**WHAT YOU NEED TO DO**
Search the data for the word "this". Reproduce every line where it is found.

Items from a figure collection:
########

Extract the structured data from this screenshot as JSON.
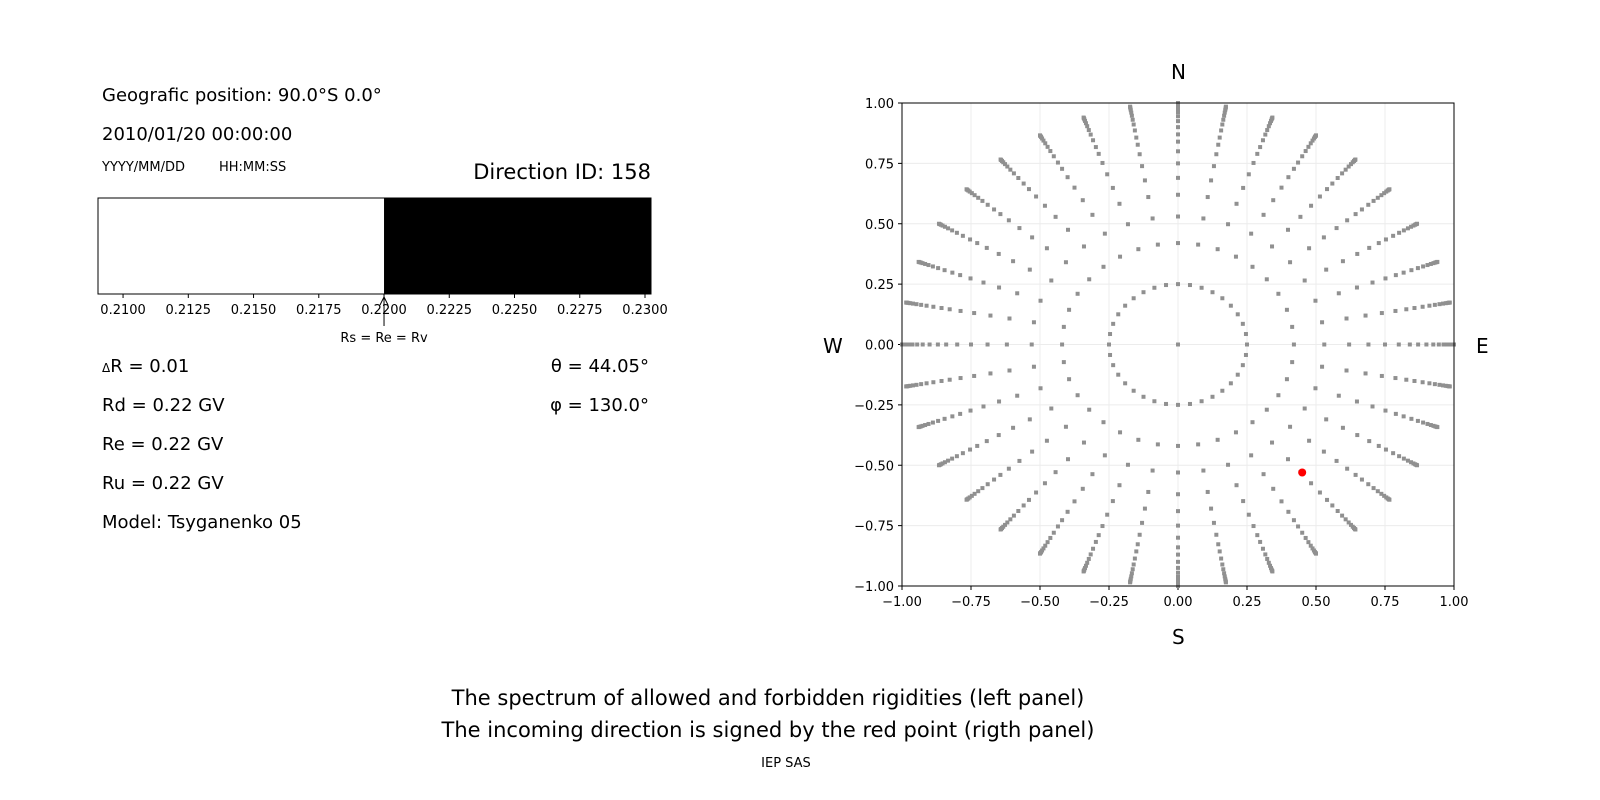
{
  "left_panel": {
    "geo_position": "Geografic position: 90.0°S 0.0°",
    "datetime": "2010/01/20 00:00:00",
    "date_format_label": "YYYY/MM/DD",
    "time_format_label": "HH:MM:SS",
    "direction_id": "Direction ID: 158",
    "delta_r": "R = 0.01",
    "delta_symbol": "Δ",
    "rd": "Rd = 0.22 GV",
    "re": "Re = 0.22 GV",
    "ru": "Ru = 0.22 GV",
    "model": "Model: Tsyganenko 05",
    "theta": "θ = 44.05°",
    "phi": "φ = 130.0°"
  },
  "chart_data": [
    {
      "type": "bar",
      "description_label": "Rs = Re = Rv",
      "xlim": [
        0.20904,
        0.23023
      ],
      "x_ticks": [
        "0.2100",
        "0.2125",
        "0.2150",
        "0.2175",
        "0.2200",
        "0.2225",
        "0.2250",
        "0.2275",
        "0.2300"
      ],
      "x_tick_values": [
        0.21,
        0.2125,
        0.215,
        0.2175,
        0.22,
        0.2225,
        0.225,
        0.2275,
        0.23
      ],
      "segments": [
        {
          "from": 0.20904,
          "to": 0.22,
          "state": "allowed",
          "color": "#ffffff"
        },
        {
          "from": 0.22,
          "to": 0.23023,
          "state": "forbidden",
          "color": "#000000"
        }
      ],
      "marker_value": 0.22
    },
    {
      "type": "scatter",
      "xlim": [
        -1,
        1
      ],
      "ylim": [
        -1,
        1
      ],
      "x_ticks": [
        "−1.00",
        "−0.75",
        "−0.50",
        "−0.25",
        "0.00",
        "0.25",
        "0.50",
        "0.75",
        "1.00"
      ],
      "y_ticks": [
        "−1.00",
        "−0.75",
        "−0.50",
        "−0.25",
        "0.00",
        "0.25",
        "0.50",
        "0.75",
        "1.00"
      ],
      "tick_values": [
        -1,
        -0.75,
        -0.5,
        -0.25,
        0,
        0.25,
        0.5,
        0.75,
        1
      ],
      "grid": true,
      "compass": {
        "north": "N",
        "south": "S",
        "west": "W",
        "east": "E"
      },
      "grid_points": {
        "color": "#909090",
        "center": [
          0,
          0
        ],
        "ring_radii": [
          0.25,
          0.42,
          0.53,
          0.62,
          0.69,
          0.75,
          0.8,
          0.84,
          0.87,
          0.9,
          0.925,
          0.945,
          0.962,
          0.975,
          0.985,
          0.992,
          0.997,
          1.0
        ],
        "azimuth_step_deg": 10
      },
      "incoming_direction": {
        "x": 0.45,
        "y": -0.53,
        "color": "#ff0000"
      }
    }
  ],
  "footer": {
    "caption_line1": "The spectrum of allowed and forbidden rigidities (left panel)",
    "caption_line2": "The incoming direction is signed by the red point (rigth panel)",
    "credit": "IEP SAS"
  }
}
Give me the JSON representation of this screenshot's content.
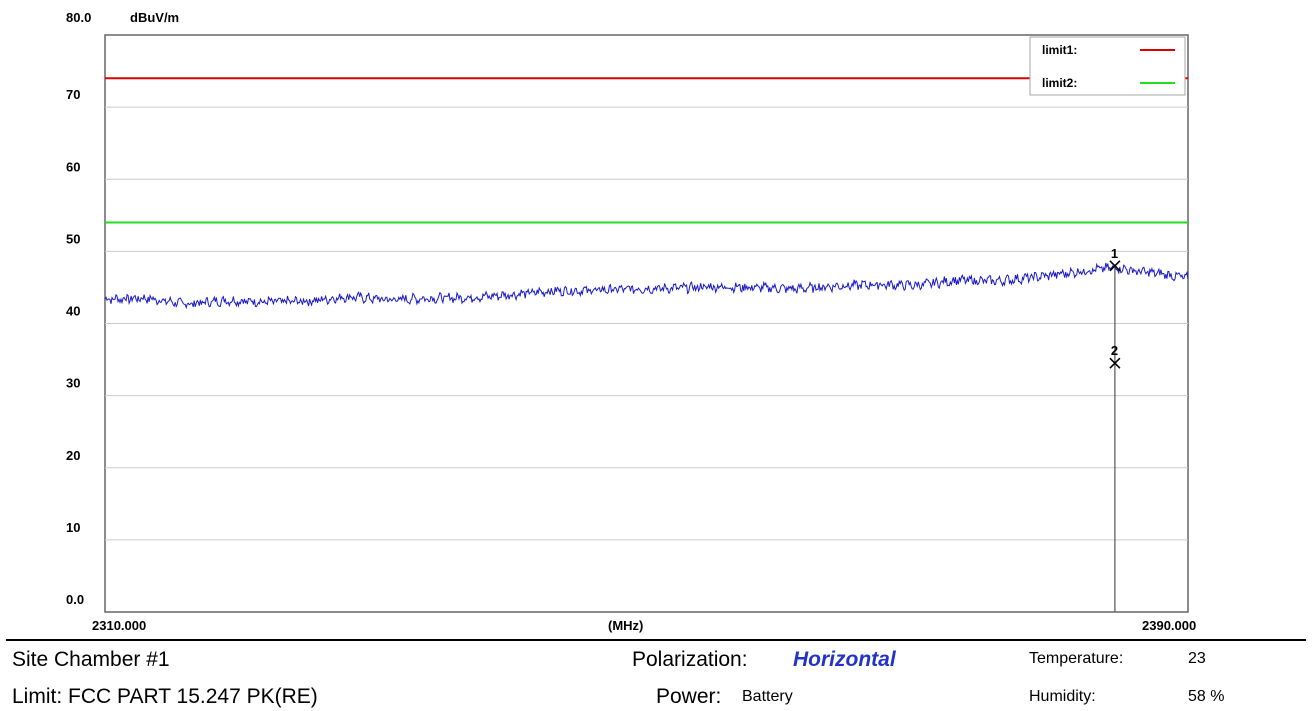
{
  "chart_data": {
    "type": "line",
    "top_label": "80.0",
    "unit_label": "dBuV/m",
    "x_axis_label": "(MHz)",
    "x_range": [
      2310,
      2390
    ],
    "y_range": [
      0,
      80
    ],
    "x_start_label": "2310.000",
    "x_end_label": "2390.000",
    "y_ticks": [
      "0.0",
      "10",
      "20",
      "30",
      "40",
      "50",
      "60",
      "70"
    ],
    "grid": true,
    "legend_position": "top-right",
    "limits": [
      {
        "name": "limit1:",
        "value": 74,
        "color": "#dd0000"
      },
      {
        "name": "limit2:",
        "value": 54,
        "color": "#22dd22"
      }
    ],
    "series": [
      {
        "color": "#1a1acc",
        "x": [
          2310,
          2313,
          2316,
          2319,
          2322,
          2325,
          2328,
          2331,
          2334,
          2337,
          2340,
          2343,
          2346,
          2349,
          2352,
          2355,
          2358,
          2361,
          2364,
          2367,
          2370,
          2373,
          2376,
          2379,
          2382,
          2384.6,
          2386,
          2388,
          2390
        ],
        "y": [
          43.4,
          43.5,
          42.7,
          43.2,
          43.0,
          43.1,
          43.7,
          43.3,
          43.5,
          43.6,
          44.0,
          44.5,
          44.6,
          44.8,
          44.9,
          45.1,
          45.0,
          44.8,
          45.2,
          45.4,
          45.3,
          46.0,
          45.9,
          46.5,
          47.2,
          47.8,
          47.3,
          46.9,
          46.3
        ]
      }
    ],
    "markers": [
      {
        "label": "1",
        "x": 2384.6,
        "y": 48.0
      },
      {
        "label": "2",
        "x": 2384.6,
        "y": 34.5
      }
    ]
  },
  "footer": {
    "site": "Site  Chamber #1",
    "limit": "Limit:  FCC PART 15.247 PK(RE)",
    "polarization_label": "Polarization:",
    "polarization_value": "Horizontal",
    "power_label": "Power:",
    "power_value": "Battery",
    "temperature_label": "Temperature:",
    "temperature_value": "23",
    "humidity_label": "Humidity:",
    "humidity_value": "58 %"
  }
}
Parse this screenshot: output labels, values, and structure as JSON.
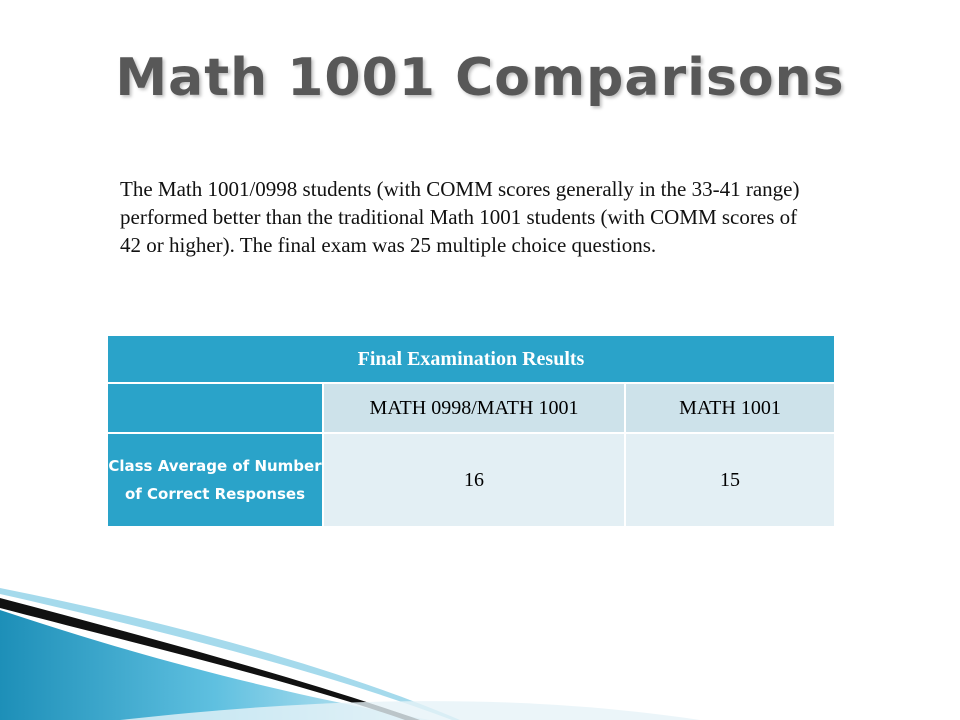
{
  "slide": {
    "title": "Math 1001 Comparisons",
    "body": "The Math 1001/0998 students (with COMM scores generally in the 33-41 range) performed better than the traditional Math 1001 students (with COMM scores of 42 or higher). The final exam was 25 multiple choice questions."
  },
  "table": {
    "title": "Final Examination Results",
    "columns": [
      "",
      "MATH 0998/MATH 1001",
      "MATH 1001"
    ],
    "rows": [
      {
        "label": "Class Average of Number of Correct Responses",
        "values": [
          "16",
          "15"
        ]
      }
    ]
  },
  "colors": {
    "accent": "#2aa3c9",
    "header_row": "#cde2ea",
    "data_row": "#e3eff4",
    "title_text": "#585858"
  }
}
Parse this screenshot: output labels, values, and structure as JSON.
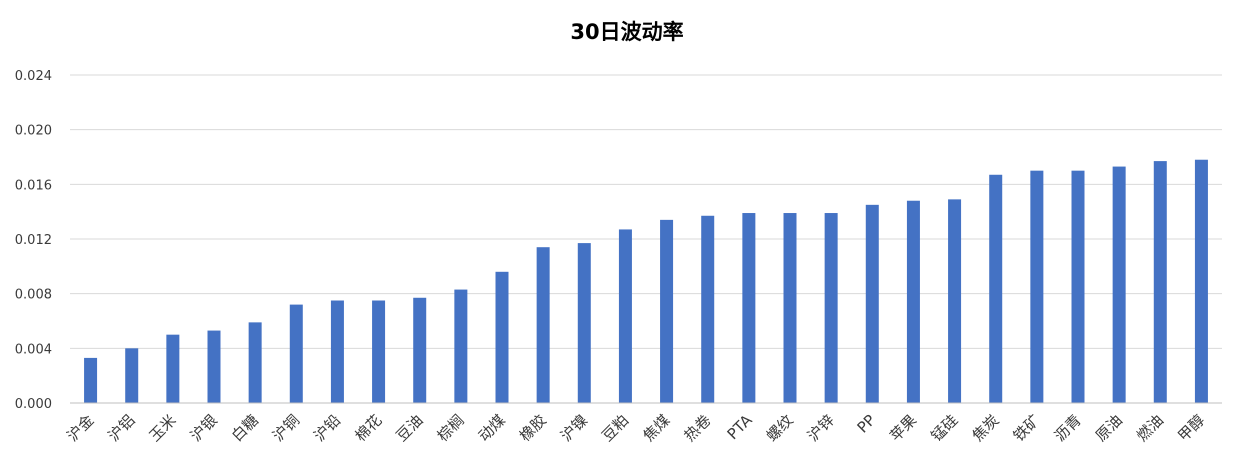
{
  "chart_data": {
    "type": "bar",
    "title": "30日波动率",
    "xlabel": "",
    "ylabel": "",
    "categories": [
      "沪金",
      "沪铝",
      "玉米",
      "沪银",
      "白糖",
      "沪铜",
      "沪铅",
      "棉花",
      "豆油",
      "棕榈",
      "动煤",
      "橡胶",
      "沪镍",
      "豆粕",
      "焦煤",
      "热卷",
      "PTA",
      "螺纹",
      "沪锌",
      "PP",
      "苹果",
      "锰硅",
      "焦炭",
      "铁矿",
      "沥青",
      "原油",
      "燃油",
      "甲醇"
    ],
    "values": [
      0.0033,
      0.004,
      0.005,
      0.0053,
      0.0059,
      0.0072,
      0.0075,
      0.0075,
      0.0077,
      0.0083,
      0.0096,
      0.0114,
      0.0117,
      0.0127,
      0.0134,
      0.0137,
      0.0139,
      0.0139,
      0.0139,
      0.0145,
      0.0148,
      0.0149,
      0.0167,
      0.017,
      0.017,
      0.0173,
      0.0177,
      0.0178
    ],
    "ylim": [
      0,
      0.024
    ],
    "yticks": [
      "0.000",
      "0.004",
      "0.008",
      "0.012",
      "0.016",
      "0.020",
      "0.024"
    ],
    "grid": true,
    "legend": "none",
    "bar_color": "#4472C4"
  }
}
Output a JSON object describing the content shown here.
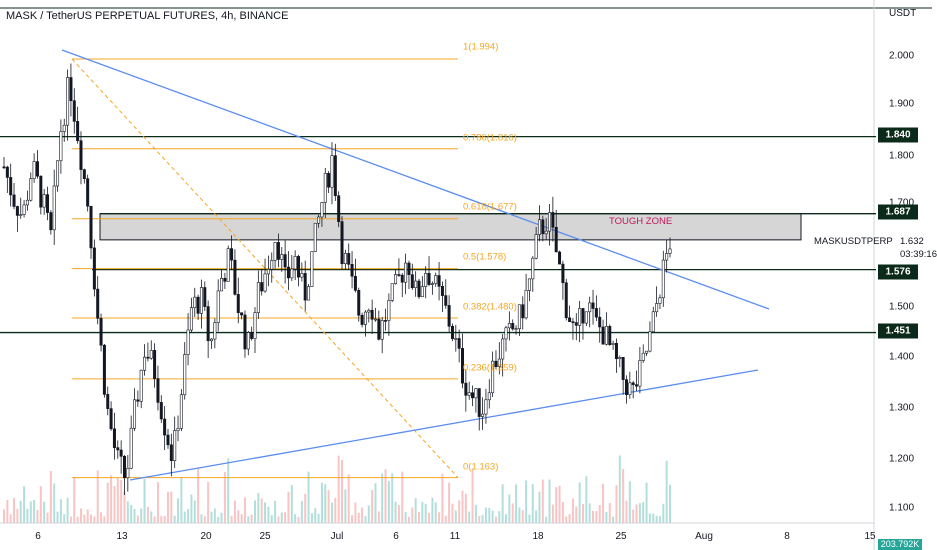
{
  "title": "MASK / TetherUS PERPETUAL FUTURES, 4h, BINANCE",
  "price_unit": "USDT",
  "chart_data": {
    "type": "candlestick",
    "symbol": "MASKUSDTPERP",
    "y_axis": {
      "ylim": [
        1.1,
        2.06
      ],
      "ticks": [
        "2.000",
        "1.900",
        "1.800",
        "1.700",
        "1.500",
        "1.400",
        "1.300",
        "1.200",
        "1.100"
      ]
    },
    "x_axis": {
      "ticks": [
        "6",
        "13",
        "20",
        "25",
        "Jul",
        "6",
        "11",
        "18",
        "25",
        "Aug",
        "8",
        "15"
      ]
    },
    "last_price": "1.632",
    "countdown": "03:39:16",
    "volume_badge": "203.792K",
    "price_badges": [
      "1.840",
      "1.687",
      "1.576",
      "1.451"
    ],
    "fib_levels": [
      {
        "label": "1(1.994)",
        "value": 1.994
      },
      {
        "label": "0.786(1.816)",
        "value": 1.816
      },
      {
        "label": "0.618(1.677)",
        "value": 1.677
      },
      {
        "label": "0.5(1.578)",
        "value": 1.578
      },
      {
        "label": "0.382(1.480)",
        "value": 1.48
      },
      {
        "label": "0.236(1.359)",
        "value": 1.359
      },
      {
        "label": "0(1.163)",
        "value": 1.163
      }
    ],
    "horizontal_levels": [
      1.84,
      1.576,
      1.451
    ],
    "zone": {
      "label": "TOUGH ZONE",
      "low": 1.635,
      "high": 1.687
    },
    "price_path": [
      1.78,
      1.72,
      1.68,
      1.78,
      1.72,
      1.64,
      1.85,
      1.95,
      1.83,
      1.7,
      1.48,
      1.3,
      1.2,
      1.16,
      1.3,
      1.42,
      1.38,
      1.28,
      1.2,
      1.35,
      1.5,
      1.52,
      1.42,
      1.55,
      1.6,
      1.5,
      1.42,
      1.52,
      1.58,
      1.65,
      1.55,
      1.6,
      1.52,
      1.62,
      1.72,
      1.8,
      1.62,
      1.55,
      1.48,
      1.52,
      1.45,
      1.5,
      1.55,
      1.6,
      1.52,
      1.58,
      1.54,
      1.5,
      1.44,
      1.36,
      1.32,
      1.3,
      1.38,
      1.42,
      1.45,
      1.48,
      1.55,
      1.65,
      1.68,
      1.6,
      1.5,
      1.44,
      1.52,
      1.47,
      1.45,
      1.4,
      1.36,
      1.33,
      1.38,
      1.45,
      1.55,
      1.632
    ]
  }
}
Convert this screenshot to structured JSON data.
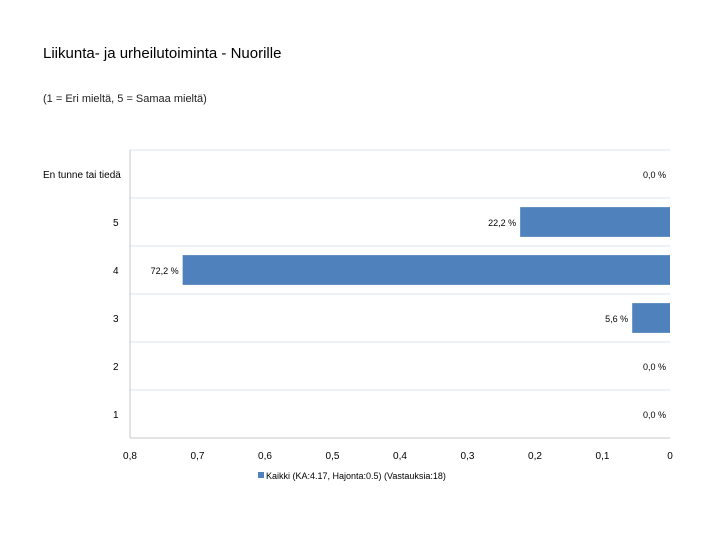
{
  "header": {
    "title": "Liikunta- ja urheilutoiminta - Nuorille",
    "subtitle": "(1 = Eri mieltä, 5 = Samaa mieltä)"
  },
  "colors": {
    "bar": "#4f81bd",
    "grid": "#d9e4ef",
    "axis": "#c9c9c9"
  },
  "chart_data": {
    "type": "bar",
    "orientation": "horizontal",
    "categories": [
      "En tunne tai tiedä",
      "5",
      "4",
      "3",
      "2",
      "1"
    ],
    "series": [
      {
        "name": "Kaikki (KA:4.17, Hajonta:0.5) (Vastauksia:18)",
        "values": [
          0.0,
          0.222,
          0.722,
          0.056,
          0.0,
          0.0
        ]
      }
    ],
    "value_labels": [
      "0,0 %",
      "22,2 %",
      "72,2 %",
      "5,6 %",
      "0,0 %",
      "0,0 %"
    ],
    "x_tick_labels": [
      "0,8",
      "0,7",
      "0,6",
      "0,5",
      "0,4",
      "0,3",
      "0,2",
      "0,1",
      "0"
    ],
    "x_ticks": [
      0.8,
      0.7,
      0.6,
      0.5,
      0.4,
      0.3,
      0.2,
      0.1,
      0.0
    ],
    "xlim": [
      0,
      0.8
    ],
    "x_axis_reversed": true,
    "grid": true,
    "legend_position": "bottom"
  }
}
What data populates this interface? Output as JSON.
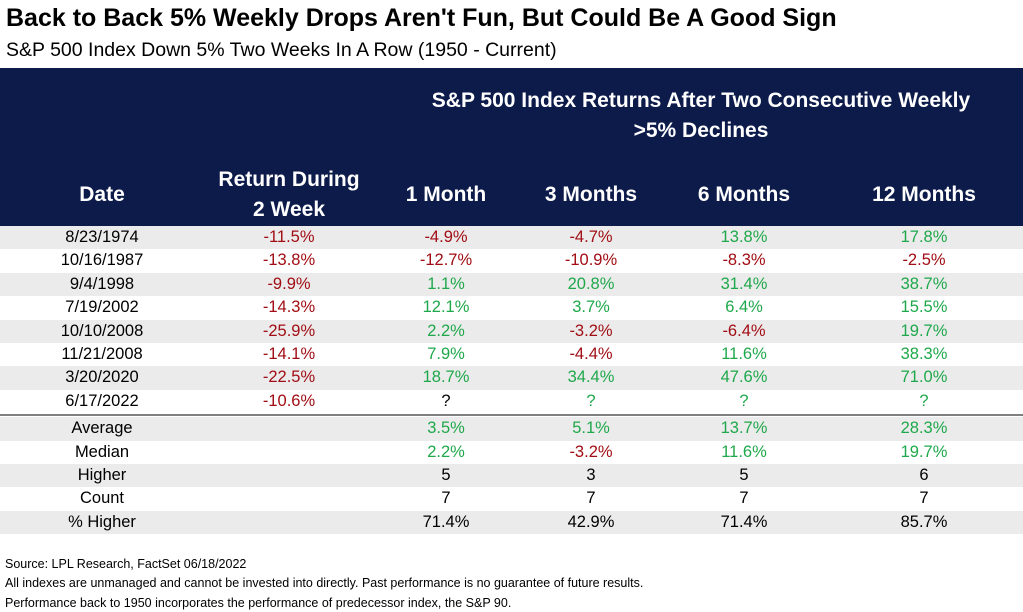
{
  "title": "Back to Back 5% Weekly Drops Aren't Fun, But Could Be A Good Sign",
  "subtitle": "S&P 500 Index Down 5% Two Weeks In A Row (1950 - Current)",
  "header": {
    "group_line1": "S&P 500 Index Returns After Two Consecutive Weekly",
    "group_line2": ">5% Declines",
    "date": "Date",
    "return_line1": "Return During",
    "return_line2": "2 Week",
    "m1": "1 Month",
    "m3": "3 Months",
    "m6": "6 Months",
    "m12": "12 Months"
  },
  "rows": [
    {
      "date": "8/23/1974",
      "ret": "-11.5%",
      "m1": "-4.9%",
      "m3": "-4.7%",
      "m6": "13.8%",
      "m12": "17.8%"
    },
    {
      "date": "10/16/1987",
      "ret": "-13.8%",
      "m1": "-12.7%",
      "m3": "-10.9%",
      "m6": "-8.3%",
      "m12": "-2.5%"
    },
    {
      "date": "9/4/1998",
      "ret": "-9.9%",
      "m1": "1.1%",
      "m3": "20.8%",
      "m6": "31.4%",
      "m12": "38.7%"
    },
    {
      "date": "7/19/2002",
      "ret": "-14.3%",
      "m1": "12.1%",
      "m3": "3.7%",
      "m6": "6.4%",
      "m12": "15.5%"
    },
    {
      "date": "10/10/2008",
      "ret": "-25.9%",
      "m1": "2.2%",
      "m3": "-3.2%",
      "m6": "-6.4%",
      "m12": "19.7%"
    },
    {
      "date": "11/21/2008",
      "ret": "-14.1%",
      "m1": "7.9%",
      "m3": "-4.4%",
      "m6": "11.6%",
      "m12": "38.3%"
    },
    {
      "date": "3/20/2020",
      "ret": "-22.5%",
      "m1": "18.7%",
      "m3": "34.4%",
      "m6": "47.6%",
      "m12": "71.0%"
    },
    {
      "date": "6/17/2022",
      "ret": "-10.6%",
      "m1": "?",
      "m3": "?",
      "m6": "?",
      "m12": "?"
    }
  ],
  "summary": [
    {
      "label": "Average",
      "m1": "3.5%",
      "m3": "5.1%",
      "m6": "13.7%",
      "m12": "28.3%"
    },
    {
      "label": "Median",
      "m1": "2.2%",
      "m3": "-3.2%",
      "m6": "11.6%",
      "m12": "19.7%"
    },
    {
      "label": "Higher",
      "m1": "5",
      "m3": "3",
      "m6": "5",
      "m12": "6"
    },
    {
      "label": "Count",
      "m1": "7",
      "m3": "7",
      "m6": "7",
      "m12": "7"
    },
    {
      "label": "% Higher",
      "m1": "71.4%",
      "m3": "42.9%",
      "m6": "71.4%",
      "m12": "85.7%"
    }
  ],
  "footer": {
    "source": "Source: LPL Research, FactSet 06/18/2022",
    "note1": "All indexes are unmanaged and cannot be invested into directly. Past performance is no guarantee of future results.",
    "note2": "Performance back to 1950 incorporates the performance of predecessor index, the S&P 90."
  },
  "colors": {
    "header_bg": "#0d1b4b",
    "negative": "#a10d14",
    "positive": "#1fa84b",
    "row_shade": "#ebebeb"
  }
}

########

**WRITTEN ANSWER**
Extract the structured data from this screenshot as JSON.
Give me the JSON representation of this screenshot's content.
Parse this screenshot: output labels, values, and structure as JSON.
Parse this screenshot: output labels, values, and structure as JSON.
Convert this screenshot to structured JSON data.
What data populates this interface? Output as JSON.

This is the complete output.